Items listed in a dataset
%%

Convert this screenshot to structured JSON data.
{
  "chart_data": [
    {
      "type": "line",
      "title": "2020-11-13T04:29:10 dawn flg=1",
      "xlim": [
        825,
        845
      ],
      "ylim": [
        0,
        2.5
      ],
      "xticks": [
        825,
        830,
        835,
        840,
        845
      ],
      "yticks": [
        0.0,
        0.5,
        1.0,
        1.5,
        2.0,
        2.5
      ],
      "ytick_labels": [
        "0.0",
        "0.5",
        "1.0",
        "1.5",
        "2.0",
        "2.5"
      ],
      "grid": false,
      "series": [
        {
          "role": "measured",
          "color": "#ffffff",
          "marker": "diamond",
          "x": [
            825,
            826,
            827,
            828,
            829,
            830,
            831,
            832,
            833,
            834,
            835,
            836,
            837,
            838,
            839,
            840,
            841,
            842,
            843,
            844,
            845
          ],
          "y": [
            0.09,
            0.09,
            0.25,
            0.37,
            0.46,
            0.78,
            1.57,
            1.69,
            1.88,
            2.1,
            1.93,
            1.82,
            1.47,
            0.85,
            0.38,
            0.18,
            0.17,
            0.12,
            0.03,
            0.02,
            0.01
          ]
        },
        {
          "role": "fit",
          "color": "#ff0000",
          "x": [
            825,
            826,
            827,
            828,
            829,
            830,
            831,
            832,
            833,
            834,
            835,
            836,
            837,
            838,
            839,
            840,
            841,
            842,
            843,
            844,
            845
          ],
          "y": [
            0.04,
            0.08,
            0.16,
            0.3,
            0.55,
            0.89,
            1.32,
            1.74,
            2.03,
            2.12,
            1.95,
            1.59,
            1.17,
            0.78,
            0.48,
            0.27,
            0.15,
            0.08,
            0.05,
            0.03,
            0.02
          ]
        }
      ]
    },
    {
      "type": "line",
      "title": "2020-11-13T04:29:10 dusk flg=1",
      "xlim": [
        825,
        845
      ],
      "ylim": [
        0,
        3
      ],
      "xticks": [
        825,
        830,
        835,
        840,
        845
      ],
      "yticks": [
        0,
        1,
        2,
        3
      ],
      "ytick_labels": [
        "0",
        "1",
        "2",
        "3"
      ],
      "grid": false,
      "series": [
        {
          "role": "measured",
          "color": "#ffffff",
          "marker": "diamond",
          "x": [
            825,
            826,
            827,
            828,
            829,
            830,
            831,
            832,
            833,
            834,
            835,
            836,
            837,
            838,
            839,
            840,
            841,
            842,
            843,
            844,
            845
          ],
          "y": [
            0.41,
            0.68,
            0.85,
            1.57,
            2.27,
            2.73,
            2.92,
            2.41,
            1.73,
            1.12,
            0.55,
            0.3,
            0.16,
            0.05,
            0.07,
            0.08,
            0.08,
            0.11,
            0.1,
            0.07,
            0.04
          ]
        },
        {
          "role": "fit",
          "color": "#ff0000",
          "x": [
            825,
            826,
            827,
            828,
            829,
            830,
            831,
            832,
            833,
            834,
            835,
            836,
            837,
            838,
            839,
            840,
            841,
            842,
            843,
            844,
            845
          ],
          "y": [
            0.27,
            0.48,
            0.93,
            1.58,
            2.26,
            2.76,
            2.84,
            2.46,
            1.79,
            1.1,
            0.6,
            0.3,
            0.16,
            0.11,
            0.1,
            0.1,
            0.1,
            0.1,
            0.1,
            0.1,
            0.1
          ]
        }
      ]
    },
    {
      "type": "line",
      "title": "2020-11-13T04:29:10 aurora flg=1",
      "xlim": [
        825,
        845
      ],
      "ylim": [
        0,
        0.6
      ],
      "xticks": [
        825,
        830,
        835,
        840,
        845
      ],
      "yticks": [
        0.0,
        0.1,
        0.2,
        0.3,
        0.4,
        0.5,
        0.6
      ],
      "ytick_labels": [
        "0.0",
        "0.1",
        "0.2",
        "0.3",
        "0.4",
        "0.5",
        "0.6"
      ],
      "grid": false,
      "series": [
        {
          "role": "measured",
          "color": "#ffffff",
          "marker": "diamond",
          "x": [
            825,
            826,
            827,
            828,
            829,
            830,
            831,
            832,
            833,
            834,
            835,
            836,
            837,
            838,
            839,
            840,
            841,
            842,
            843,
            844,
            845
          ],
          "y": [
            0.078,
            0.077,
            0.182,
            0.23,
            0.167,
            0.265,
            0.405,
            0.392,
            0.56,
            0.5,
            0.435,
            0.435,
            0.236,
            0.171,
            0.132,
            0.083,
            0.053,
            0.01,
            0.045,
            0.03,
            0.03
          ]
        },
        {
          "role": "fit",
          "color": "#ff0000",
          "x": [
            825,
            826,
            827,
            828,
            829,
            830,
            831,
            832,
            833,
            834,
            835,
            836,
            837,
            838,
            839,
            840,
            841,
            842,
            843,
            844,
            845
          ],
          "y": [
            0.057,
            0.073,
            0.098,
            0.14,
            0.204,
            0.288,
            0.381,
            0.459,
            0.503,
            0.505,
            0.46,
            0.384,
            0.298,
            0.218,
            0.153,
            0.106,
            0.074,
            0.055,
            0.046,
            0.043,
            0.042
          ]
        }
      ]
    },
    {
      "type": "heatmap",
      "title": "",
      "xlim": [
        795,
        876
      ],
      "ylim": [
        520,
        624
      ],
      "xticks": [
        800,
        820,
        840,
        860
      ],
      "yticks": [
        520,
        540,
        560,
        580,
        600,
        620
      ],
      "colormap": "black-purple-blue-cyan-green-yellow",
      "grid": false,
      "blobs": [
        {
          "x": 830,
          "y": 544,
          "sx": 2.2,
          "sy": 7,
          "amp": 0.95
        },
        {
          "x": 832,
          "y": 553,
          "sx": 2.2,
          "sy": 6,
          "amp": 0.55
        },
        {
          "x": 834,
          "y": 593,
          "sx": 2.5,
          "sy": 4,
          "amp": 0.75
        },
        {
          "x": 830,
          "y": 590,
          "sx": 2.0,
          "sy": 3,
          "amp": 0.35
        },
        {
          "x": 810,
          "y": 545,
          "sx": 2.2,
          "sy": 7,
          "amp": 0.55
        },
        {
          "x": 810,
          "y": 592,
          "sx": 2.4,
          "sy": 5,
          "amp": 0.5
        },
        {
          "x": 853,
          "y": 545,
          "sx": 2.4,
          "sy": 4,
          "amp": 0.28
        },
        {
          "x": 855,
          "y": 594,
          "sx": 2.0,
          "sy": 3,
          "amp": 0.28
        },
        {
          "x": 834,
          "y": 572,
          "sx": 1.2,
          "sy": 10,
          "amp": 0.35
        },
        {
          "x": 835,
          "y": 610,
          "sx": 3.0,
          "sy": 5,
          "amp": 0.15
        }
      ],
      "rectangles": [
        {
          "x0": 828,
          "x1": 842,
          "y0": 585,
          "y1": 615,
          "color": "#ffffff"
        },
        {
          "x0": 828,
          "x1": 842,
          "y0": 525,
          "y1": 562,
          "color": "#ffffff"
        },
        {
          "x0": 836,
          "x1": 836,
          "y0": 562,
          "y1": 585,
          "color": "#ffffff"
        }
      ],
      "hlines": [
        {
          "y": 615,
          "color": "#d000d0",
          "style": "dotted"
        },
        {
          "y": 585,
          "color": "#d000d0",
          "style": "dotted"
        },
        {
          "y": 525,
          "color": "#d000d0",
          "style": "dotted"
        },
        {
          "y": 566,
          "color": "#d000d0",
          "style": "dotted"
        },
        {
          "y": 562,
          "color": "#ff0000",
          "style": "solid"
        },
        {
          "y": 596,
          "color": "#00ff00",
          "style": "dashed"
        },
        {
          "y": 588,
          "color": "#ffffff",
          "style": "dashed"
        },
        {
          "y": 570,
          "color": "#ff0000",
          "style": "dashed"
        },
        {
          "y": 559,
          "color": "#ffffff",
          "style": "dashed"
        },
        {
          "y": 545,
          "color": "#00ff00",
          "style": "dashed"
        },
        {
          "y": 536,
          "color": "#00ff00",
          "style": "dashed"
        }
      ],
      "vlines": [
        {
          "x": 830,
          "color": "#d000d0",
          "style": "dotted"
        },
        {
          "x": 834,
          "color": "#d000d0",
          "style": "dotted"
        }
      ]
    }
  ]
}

%%

DESCRIPTION OF THE TASK:
Count all lines of the data that include "title". The answer is the number alone.

SOLUTION TO THIS PROBLEM:
4